* [What is expected]:
Give only the number of lines in the records below that contain the word "this".

—————

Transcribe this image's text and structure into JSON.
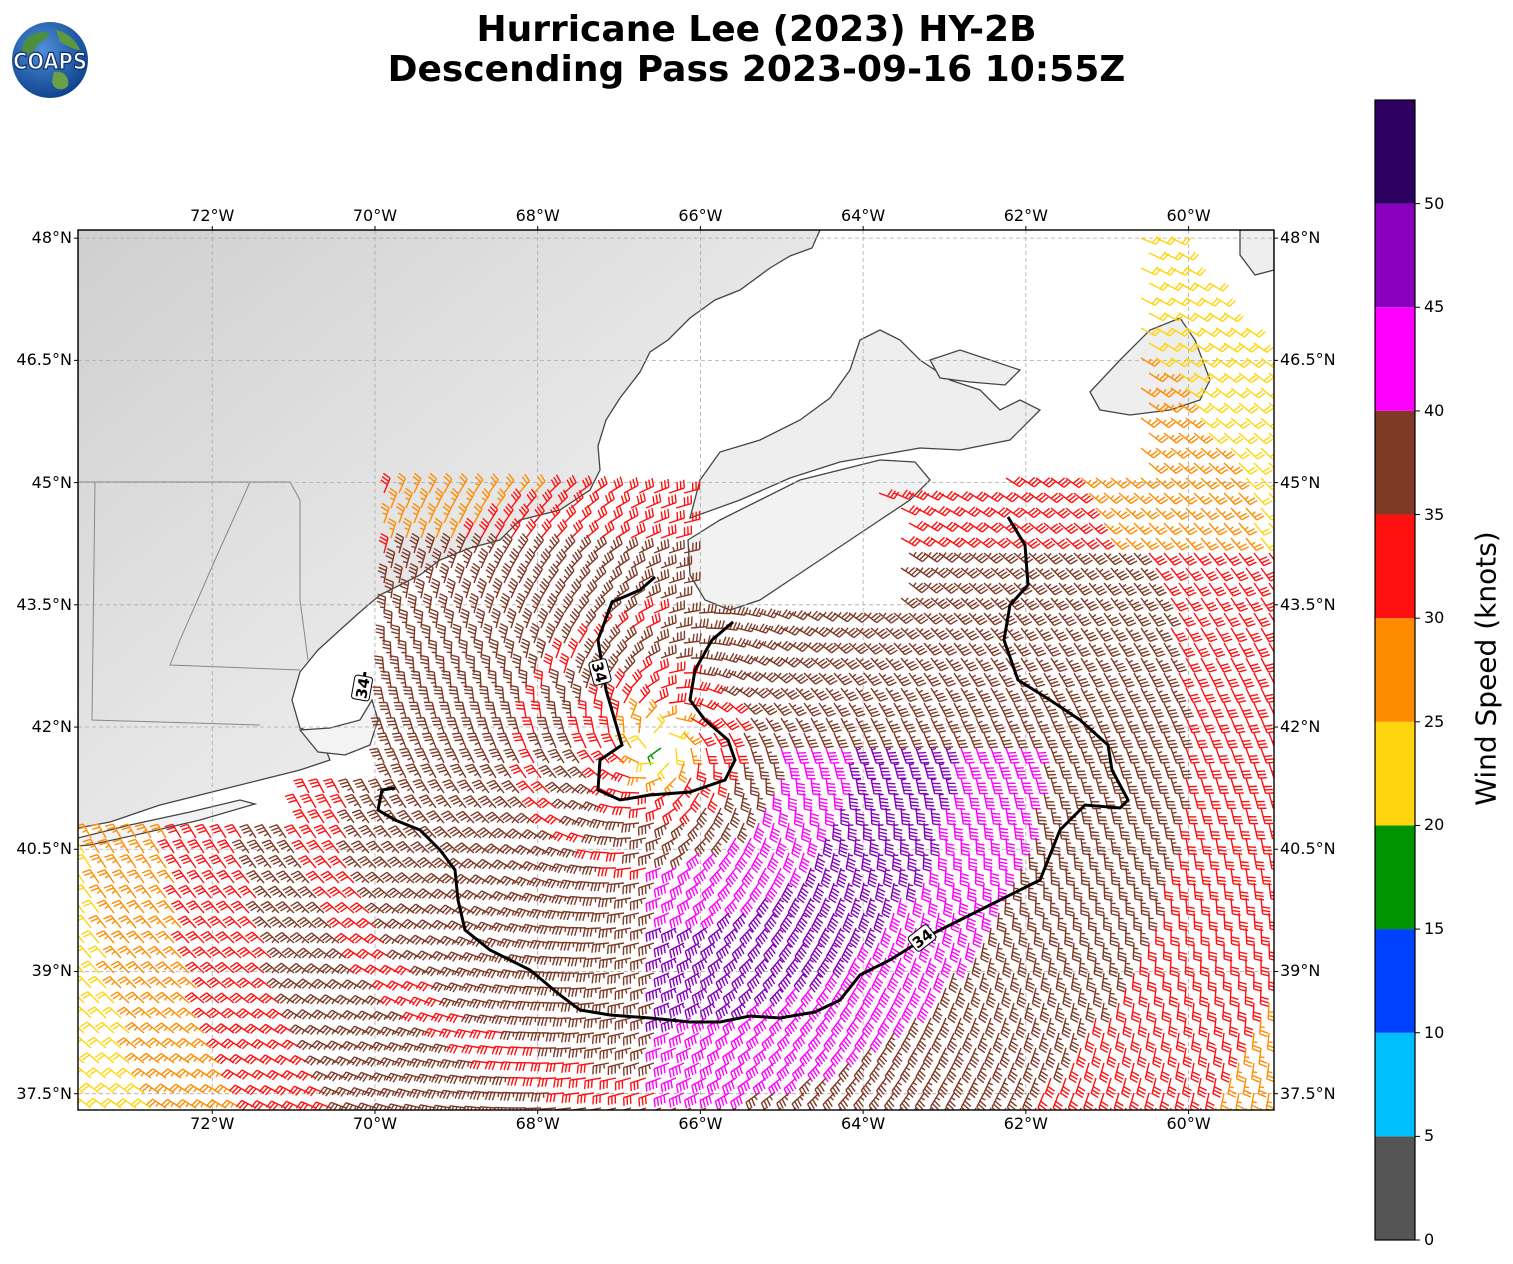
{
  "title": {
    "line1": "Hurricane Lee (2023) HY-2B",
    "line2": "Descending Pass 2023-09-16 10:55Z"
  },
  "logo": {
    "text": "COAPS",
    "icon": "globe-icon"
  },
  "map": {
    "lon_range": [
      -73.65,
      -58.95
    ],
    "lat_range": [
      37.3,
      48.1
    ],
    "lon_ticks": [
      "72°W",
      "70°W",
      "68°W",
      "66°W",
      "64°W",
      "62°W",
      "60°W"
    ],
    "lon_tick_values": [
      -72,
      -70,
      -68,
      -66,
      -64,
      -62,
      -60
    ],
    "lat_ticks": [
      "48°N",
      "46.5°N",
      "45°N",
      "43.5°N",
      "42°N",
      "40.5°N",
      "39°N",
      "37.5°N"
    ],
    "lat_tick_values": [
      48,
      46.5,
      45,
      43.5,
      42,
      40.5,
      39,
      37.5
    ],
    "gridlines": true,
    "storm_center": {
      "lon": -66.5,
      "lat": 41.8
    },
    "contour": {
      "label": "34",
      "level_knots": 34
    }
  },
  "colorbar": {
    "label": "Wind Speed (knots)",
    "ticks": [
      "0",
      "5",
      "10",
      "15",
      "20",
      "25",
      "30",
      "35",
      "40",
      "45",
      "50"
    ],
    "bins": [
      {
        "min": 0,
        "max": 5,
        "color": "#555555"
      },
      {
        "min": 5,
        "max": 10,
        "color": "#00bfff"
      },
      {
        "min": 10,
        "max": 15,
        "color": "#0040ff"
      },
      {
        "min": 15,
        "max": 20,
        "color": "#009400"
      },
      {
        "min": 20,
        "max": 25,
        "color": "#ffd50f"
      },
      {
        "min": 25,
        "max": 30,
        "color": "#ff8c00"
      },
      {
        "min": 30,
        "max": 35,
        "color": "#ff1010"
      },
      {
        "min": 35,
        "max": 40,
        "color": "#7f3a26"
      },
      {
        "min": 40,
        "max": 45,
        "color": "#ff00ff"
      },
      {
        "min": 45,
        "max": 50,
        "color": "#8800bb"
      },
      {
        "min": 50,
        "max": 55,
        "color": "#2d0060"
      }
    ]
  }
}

—————

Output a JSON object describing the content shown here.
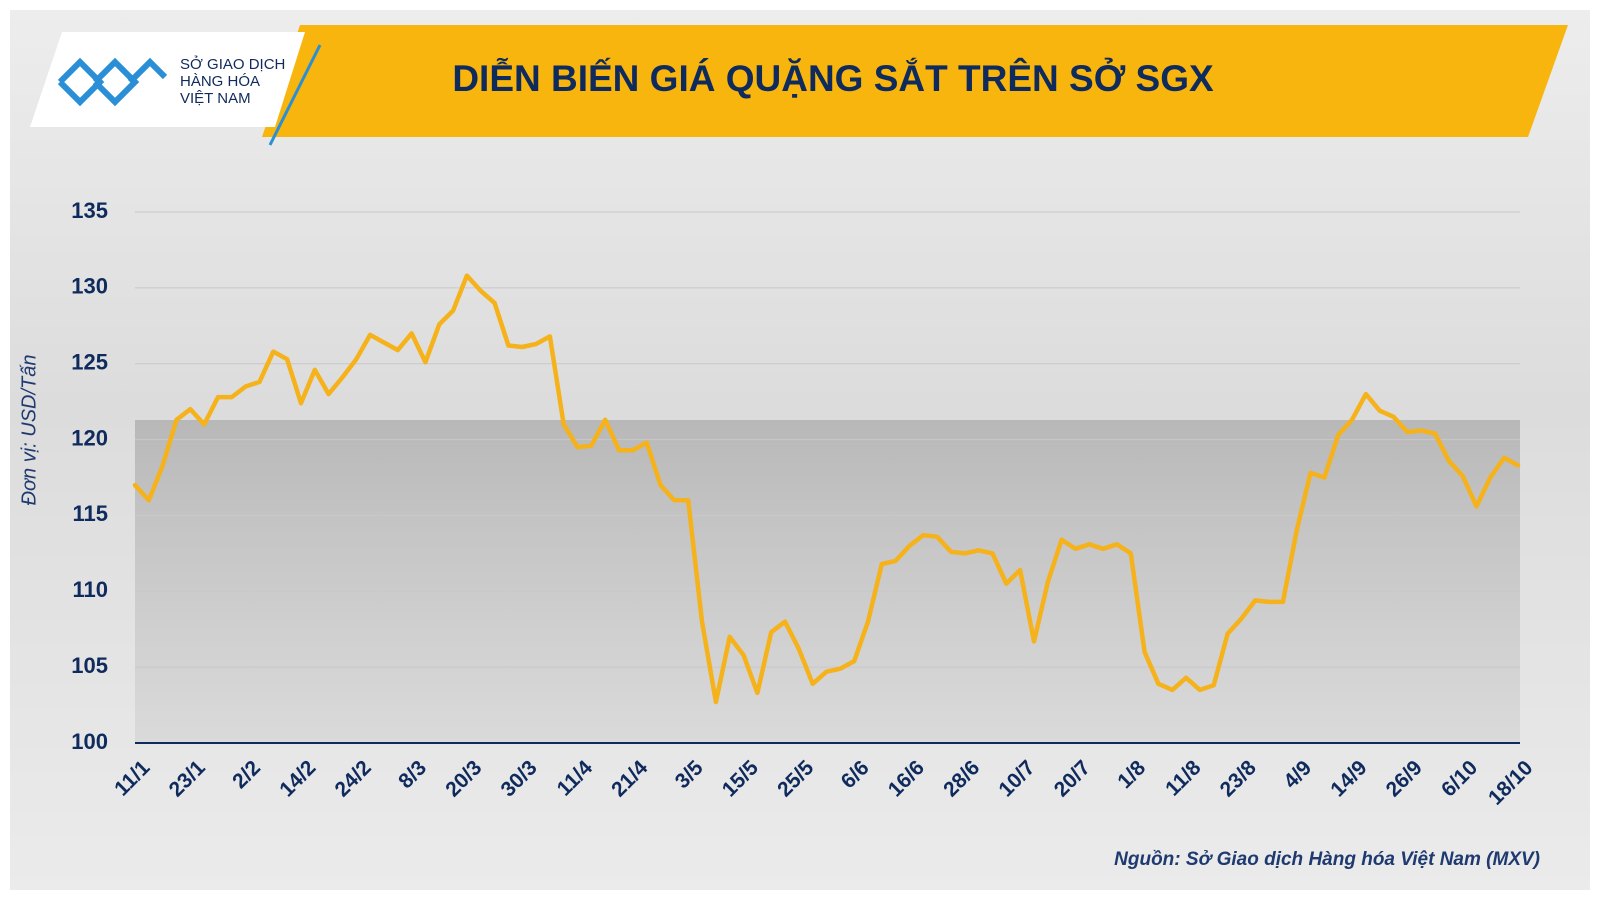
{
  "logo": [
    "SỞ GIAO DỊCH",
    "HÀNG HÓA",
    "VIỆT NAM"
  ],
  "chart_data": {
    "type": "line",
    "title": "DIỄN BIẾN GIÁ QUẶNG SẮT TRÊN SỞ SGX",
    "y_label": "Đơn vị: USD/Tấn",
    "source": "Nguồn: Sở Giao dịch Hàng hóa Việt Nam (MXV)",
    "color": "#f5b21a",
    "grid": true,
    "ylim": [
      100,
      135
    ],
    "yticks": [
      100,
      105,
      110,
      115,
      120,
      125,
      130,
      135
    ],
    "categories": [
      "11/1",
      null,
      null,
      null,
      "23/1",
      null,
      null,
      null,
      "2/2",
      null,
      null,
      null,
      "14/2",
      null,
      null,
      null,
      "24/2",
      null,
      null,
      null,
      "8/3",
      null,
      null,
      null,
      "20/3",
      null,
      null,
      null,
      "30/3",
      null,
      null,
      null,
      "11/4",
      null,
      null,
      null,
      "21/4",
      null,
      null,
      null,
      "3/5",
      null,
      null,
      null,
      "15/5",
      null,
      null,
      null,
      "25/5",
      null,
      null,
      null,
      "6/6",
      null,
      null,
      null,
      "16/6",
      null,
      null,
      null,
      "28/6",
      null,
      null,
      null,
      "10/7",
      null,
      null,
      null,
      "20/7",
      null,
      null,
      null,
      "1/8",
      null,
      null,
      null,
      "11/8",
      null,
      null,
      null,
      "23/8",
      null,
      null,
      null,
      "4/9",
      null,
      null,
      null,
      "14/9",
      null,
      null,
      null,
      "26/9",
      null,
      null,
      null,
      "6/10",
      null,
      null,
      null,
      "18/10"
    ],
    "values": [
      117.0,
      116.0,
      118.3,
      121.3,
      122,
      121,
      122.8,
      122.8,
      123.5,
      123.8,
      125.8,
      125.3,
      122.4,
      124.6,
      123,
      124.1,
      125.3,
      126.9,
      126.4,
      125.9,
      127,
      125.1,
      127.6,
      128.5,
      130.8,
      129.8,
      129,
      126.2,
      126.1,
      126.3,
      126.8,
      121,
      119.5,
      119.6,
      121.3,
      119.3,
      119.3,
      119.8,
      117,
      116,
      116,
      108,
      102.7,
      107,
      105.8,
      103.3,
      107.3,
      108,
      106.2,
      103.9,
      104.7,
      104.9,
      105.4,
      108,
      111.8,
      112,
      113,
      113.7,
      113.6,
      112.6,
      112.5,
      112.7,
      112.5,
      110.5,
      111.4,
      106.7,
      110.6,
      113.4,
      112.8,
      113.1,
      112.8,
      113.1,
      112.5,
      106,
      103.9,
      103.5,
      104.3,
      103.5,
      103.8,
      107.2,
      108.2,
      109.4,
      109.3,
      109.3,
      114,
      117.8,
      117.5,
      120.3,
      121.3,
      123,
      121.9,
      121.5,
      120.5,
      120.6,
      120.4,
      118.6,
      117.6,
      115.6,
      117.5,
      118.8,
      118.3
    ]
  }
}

—————

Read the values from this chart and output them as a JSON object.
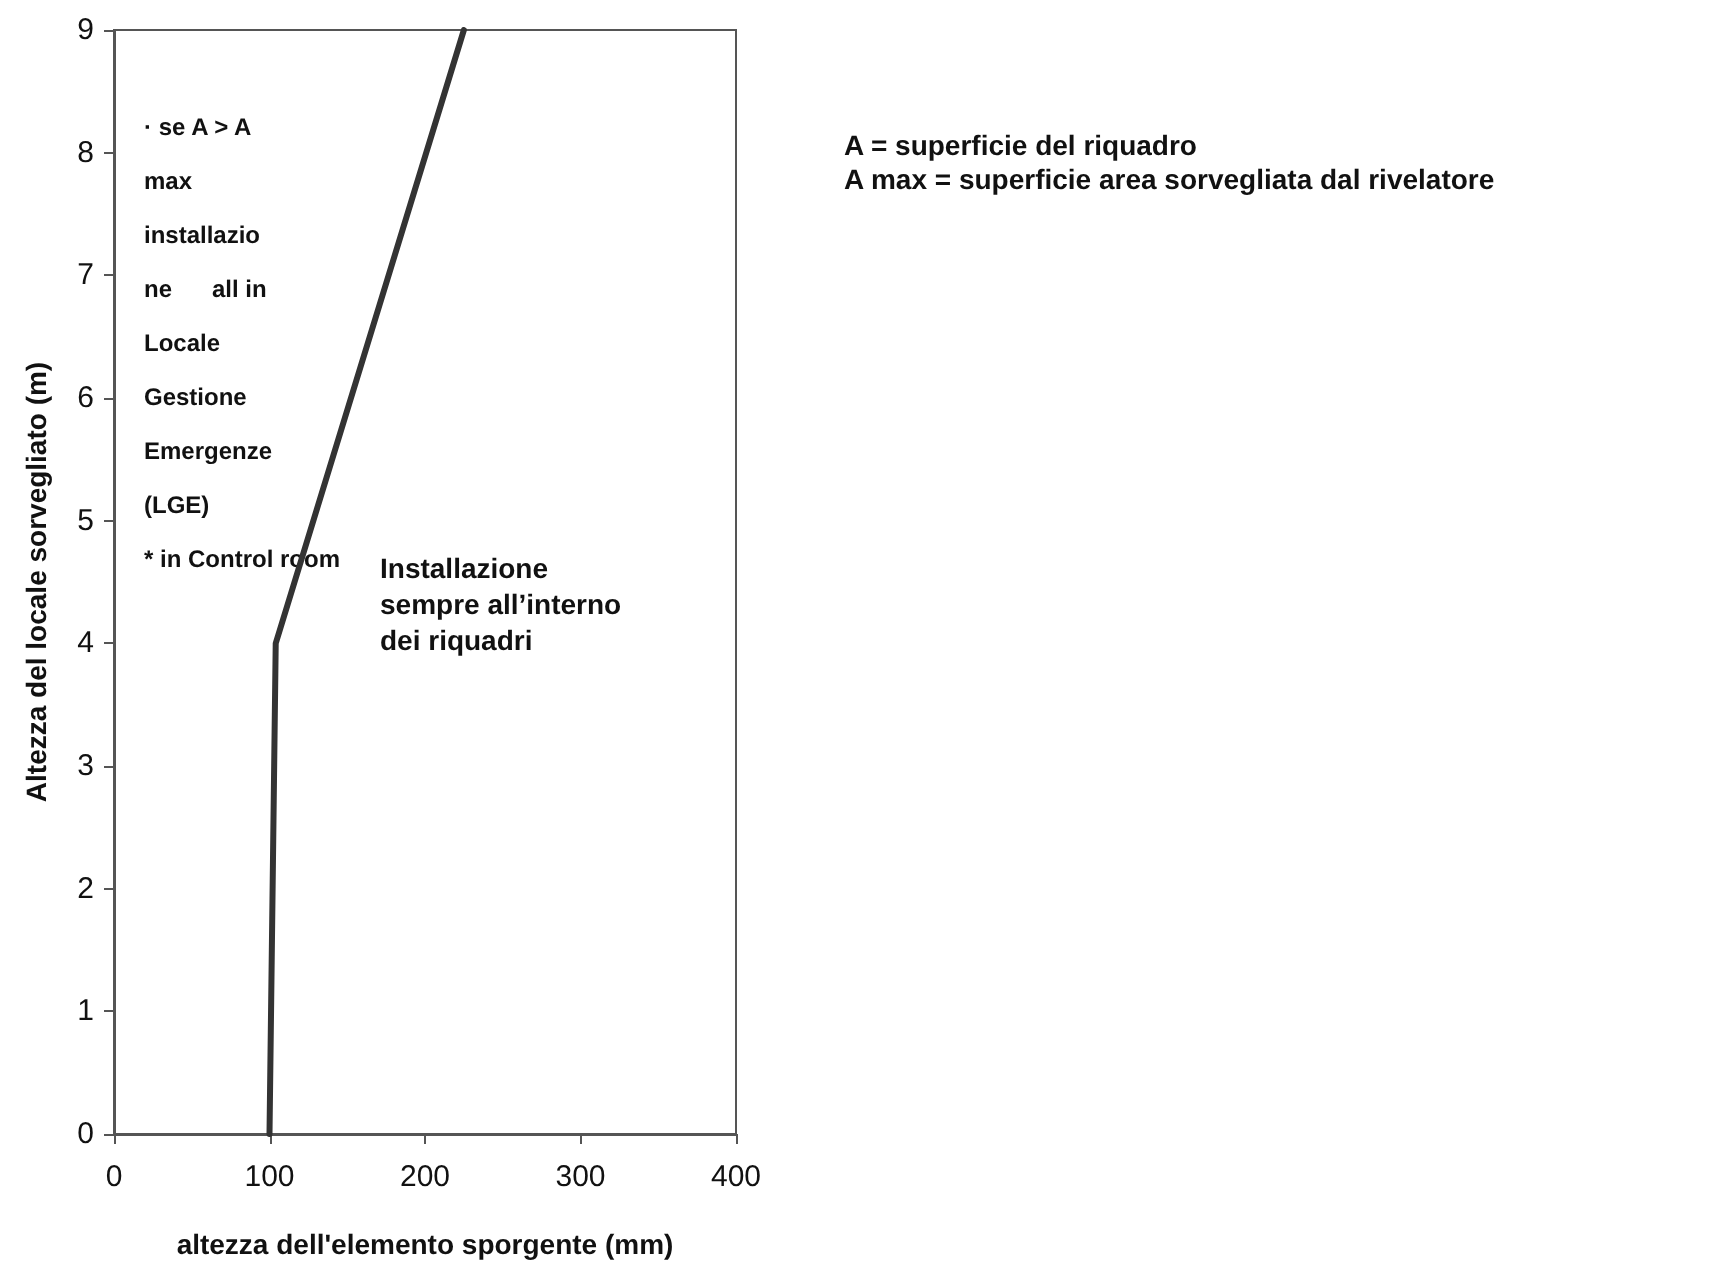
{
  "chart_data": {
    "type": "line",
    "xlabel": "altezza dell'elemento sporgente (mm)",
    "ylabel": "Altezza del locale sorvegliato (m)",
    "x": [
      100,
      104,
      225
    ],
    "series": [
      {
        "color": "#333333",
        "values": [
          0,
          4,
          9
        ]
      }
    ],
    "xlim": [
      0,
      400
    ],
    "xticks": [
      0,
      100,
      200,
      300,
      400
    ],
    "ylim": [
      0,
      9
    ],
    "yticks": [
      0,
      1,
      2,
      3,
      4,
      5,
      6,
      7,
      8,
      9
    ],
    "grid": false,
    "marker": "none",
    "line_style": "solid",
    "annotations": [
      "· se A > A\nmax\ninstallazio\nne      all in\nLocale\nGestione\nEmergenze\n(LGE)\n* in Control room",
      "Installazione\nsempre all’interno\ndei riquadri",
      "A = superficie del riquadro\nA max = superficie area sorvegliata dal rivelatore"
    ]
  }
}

—————

* [Completed task]:
2